(Data extracted from a collection)
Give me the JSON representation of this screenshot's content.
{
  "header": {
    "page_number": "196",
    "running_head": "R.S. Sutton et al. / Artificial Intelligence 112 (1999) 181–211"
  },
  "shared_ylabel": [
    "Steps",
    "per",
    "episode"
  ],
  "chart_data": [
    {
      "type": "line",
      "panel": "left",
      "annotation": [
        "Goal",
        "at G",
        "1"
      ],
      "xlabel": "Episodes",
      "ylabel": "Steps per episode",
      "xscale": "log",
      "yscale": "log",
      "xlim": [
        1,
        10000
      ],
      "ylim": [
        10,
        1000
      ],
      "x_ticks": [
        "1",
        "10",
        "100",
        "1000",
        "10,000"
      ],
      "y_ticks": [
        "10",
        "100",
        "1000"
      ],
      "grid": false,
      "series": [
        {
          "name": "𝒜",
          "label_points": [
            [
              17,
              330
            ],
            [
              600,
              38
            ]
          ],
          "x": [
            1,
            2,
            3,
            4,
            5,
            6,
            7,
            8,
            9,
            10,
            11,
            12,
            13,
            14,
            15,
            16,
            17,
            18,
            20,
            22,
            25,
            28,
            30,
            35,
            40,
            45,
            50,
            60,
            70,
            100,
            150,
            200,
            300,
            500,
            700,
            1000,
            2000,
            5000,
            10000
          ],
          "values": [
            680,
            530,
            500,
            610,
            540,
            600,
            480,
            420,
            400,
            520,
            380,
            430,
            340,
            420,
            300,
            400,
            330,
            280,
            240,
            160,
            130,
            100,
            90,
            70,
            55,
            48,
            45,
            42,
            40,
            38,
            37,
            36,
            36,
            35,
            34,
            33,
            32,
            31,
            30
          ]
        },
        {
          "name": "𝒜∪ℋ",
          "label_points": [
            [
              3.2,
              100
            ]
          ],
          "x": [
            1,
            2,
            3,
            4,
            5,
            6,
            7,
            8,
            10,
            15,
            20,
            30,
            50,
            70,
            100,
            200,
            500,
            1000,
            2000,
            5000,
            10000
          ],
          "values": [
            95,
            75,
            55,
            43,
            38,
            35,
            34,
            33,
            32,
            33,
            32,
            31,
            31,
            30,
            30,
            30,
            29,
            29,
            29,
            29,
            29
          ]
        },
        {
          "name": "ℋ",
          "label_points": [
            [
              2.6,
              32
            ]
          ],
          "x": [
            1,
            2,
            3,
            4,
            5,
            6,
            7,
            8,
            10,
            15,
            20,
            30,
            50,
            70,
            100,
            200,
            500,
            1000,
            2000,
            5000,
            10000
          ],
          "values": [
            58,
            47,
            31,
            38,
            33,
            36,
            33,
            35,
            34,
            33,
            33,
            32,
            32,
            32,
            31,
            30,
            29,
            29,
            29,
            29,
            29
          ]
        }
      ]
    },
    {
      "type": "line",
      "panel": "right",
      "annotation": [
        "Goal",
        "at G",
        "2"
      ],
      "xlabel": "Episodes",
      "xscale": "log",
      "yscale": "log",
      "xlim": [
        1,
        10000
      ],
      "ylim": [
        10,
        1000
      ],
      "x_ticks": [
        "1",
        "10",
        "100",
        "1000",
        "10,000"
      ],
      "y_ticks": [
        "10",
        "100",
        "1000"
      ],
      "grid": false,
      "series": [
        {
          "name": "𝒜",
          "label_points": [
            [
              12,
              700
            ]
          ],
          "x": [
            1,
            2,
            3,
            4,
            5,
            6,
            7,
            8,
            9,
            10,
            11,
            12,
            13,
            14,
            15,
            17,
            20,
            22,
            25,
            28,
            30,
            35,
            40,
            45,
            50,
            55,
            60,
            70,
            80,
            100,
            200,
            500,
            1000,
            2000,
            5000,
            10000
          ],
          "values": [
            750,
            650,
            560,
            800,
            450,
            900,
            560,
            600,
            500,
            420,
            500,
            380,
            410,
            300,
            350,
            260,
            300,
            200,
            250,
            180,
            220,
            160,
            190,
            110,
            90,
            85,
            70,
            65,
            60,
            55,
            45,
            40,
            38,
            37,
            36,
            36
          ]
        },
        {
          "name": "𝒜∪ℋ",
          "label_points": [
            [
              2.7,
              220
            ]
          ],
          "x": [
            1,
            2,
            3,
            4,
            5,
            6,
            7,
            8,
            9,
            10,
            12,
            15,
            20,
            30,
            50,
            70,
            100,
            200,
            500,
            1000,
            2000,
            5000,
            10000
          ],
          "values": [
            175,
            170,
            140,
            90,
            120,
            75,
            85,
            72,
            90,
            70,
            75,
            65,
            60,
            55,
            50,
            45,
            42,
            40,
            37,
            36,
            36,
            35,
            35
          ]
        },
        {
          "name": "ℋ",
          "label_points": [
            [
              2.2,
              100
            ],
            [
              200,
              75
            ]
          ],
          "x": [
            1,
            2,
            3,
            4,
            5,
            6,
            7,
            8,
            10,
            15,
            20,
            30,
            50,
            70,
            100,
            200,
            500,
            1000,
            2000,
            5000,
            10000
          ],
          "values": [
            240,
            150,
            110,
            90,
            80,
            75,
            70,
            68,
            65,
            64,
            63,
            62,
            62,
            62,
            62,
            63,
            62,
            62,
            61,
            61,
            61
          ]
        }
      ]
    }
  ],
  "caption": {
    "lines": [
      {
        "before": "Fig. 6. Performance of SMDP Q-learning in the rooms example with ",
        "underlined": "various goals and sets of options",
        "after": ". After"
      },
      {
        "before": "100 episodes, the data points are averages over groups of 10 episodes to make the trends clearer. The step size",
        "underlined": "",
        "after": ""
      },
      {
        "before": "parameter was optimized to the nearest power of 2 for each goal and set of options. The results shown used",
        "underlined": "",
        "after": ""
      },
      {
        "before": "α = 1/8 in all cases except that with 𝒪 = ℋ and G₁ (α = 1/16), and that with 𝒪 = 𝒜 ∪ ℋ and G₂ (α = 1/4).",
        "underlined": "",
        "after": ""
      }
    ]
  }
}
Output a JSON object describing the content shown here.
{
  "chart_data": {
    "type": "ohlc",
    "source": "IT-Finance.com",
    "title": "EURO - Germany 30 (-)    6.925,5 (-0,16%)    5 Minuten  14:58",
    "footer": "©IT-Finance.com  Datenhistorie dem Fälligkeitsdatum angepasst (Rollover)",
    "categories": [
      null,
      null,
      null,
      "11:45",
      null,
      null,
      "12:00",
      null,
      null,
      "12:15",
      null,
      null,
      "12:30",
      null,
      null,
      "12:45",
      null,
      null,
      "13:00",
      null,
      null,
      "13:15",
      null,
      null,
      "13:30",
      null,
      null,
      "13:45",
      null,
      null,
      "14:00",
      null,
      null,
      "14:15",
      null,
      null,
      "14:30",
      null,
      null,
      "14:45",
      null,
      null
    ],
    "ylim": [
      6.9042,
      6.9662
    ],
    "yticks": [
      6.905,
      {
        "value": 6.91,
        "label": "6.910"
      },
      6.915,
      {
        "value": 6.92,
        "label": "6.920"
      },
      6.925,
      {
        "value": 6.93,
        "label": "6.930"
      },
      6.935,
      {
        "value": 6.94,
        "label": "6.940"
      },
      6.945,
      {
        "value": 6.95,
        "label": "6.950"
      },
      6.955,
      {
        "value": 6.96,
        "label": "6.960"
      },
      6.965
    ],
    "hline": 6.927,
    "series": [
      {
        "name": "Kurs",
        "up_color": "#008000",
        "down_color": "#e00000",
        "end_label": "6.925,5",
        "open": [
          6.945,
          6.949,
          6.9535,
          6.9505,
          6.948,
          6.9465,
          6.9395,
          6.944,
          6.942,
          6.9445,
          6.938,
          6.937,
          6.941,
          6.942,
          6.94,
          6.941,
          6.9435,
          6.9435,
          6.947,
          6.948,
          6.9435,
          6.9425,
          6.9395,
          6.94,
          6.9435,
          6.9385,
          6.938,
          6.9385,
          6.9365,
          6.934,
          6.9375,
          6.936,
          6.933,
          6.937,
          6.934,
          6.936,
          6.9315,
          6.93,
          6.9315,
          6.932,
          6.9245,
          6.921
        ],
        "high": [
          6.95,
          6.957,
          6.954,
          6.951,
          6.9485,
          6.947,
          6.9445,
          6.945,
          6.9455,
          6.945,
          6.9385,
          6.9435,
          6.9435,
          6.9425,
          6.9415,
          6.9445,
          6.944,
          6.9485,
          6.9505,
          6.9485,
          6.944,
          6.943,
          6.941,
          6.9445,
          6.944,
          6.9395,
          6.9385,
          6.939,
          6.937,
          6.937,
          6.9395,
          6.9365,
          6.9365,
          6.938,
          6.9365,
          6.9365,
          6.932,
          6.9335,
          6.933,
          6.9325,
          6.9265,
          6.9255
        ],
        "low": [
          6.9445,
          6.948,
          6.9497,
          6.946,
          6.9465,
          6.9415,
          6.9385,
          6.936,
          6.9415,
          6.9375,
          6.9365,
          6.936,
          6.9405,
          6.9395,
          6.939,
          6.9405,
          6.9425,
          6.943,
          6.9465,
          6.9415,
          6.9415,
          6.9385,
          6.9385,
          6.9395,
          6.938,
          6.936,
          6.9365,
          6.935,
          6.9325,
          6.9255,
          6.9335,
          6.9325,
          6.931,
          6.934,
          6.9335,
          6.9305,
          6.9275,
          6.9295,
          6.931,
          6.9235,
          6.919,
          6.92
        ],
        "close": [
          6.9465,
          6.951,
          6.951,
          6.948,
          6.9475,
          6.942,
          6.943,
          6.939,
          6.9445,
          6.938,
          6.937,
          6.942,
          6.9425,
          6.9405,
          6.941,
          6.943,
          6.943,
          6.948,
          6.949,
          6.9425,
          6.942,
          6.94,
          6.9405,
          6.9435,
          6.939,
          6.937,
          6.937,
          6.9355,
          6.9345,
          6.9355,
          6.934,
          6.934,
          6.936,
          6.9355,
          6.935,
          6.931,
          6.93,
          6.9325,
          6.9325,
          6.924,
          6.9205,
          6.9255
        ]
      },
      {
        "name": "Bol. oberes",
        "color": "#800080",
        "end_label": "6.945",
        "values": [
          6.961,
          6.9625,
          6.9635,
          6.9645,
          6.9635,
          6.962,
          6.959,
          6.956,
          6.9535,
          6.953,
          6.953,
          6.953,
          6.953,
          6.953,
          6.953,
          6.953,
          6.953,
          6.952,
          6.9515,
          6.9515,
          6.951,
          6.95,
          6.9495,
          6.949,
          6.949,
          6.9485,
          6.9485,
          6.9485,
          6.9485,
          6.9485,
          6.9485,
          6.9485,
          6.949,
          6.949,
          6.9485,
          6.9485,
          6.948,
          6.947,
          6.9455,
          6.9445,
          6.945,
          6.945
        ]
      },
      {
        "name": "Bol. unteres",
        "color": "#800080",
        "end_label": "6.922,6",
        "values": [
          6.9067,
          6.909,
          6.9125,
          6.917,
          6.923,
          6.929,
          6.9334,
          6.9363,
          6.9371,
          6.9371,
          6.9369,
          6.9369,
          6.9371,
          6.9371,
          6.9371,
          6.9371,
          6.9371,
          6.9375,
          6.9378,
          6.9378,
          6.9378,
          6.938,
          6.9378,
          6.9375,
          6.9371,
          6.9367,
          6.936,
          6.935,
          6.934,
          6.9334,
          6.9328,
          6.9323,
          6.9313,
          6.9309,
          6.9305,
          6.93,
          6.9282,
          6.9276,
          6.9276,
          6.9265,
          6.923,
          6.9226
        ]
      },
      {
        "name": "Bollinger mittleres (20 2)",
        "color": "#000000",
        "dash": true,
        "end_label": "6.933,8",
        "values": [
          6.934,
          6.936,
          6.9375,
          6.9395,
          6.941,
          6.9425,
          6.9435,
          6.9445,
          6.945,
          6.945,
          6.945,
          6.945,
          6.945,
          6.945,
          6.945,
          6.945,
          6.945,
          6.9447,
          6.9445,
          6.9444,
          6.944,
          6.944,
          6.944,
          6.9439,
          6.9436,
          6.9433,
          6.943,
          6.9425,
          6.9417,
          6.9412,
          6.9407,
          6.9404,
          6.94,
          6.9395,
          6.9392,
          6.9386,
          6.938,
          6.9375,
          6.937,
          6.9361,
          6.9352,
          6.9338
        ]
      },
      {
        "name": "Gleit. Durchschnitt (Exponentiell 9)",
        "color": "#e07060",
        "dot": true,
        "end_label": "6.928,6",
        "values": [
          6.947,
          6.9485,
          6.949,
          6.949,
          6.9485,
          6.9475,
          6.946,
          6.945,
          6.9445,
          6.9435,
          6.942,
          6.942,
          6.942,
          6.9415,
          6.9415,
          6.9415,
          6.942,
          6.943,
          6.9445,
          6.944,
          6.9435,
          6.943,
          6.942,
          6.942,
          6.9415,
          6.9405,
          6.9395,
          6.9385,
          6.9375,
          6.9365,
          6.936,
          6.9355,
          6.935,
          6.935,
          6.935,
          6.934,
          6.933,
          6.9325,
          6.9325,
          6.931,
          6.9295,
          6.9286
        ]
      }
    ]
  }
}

▶ EXERCISE BRIEF:
Take every line above carrying "before" and return it.

▶ WRITTEN RESPONSE:
        "before": "Fig. 6. Performance of SMDP Q-learning in the rooms example with ",
        "before": "100 episodes, the data points are averages over groups of 10 episodes to make the trends clearer. The step size",
        "before": "parameter was optimized to the nearest power of 2 for each goal and set of options. The results shown used",
        "before": "α = 1/8 in all cases except that with 𝒪 = ℋ and G₁ (α = 1/16), and that with 𝒪 = 𝒜 ∪ ℋ and G₂ (α = 1/4).",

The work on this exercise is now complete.